▸ **RECORDS SHOWN**

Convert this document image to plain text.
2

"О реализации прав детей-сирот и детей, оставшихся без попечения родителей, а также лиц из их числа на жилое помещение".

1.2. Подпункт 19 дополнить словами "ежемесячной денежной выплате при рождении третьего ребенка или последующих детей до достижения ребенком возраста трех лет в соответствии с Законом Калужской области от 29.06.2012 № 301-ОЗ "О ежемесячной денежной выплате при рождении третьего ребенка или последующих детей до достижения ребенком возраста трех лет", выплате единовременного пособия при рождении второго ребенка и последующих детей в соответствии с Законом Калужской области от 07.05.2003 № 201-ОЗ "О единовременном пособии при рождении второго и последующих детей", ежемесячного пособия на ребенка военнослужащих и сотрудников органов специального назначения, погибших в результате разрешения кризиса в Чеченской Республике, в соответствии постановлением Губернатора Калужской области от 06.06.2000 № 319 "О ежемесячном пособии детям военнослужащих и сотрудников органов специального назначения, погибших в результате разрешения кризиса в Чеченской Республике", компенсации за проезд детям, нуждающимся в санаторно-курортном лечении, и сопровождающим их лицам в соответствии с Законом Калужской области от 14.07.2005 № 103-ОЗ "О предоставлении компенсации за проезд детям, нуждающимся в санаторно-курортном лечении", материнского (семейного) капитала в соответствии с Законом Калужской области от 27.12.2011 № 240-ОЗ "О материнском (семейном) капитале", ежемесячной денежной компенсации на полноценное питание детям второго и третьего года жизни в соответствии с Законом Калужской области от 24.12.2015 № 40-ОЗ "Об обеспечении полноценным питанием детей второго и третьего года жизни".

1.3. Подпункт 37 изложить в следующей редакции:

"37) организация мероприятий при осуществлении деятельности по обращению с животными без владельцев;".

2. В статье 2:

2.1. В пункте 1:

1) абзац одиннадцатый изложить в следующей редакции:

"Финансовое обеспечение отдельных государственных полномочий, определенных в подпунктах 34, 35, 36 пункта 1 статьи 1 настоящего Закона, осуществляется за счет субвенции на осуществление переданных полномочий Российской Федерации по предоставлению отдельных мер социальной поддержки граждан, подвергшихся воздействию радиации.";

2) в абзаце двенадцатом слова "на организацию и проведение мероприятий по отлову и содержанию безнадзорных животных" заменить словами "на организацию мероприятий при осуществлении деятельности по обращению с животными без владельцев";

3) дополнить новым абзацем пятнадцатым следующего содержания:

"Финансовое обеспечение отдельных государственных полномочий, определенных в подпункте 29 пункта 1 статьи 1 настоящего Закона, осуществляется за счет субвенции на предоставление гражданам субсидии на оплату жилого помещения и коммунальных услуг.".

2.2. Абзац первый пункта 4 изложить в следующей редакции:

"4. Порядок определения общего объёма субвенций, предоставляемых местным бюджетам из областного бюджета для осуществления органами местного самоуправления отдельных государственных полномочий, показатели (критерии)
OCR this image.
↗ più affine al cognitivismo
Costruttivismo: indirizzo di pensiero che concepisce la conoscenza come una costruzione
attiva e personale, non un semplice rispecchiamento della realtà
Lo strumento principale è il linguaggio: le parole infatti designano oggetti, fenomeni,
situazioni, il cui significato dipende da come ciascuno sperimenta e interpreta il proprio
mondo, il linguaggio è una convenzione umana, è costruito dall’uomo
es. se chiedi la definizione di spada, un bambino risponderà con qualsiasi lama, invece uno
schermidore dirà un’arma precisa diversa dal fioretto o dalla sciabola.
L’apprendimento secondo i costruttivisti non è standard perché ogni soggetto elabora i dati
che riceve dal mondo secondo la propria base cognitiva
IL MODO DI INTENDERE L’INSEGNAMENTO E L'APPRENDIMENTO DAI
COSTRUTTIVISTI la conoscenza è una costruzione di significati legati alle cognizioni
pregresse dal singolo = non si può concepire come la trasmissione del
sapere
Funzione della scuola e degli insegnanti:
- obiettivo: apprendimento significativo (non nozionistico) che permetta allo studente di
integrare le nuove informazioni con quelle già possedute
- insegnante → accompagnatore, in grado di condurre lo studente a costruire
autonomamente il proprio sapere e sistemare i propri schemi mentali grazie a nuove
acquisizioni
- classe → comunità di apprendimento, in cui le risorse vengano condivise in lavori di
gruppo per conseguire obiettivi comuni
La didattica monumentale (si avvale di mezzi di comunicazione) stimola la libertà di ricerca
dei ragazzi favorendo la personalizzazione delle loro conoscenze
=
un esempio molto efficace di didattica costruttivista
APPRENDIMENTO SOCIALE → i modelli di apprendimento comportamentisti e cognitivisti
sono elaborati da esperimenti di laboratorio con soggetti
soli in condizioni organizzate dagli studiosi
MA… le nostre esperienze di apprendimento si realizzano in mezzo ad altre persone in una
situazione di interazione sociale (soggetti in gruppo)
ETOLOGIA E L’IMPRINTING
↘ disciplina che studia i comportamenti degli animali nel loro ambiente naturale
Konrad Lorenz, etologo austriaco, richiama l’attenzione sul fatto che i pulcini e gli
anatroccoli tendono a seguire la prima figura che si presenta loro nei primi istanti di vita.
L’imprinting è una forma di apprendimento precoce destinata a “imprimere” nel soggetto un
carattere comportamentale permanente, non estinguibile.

▸ **SHORT TASK**
Please restate the records in full, word for word.

▸ **EXERCISE RESULT**
Convert this document image to plain text.
2

"О реализации прав детей-сирот и детей, оставшихся без попечения родителей, а также лиц из их числа на жилое помещение".

1.2. Подпункт 19 дополнить словами "ежемесячной денежной выплате при рождении третьего ребенка или последующих детей до достижения ребенком возраста трех лет в соответствии с Законом Калужской области от 29.06.2012 № 301-ОЗ "О ежемесячной денежной выплате при рождении третьего ребенка или последующих детей до достижения ребенком возраста трех лет", выплате единовременного пособия при рождении второго ребенка и последующих детей в соответствии с Законом Калужской области от 07.05.2003 № 201-ОЗ "О единовременном пособии при рождении второго и последующих детей", ежемесячного пособия на ребенка военнослужащих и сотрудников органов специального назначения, погибших в результате разрешения кризиса в Чеченской Республике, в соответствии постановлением Губернатора Калужской области от 06.06.2000 № 319 "О ежемесячном пособии детям военнослужащих и сотрудников органов специального назначения, погибших в результате разрешения кризиса в Чеченской Республике", компенсации за проезд детям, нуждающимся в санаторно-курортном лечении, и сопровождающим их лицам в соответствии с Законом Калужской области от 14.07.2005 № 103-ОЗ "О предоставлении компенсации за проезд детям, нуждающимся в санаторно-курортном лечении", материнского (семейного) капитала в соответствии с Законом Калужской области от 27.12.2011 № 240-ОЗ "О материнском (семейном) капитале", ежемесячной денежной компенсации на полноценное питание детям второго и третьего года жизни в соответствии с Законом Калужской области от 24.12.2015 № 40-ОЗ "Об обеспечении полноценным питанием детей второго и третьего года жизни".

1.3. Подпункт 37 изложить в следующей редакции:

"37) организация мероприятий при осуществлении деятельности по обращению с животными без владельцев;".

2. В статье 2:

2.1. В пункте 1:

1) абзац одиннадцатый изложить в следующей редакции:

"Финансовое обеспечение отдельных государственных полномочий, определенных в подпунктах 34, 35, 36 пункта 1 статьи 1 настоящего Закона, осуществляется за счет субвенции на осуществление переданных полномочий Российской Федерации по предоставлению отдельных мер социальной поддержки граждан, подвергшихся воздействию радиации.";

2) в абзаце двенадцатом слова "на организацию и проведение мероприятий по отлову и содержанию безнадзорных животных" заменить словами "на организацию мероприятий при осуществлении деятельности по обращению с животными без владельцев";

3) дополнить новым абзацем пятнадцатым следующего содержания:

"Финансовое обеспечение отдельных государственных полномочий, определенных в подпункте 29 пункта 1 статьи 1 настоящего Закона, осуществляется за счет субвенции на предоставление гражданам субсидии на оплату жилого помещения и коммунальных услуг.".

2.2. Абзац первый пункта 4 изложить в следующей редакции:

"4. Порядок определения общего объёма субвенций, предоставляемых местным бюджетам из областного бюджета для осуществления органами местного самоуправления отдельных государственных полномочий, показатели (критерии)
OCR this image.
↗ più affine al cognitivismo
Costruttivismo: indirizzo di pensiero che concepisce la conoscenza come una costruzione
attiva e personale, non un semplice rispecchiamento della realtà
Lo strumento principale è il linguaggio: le parole infatti designano oggetti, fenomeni,
situazioni, il cui significato dipende da come ciascuno sperimenta e interpreta il proprio
mondo, il linguaggio è una convenzione umana, è costruito dall’uomo
es. se chiedi la definizione di spada, un bambino risponderà con qualsiasi lama, invece uno
schermidore dirà un’arma precisa diversa dal fioretto o dalla sciabola.
L’apprendimento secondo i costruttivisti non è standard perché ogni soggetto elabora i dati
che riceve dal mondo secondo la propria base cognitiva
IL MODO DI INTENDERE L’INSEGNAMENTO E L'APPRENDIMENTO DAI
COSTRUTTIVISTI la conoscenza è una costruzione di significati legati alle cognizioni
pregresse dal singolo = non si può concepire come la trasmissione del
sapere
Funzione della scuola e degli insegnanti:
- obiettivo: apprendimento significativo (non nozionistico) che permetta allo studente di
integrare le nuove informazioni con quelle già possedute
- insegnante → accompagnatore, in grado di condurre lo studente a costruire
autonomamente il proprio sapere e sistemare i propri schemi mentali grazie a nuove
acquisizioni
- classe → comunità di apprendimento, in cui le risorse vengano condivise in lavori di
gruppo per conseguire obiettivi comuni
La didattica monumentale (si avvale di mezzi di comunicazione) stimola la libertà di ricerca
dei ragazzi favorendo la personalizzazione delle loro conoscenze
=
un esempio molto efficace di didattica costruttivista
APPRENDIMENTO SOCIALE → i modelli di apprendimento comportamentisti e cognitivisti
sono elaborati da esperimenti di laboratorio con soggetti
soli in condizioni organizzate dagli studiosi
MA… le nostre esperienze di apprendimento si realizzano in mezzo ad altre persone in una
situazione di interazione sociale (soggetti in gruppo)
ETOLOGIA E L’IMPRINTING
↘ disciplina che studia i comportamenti degli animali nel loro ambiente naturale
Konrad Lorenz, etologo austriaco, richiama l’attenzione sul fatto che i pulcini e gli
anatroccoli tendono a seguire la prima figura che si presenta loro nei primi istanti di vita.
L’imprinting è una forma di apprendimento precoce destinata a “imprimere” nel soggetto un
carattere comportamentale permanente, non estinguibile.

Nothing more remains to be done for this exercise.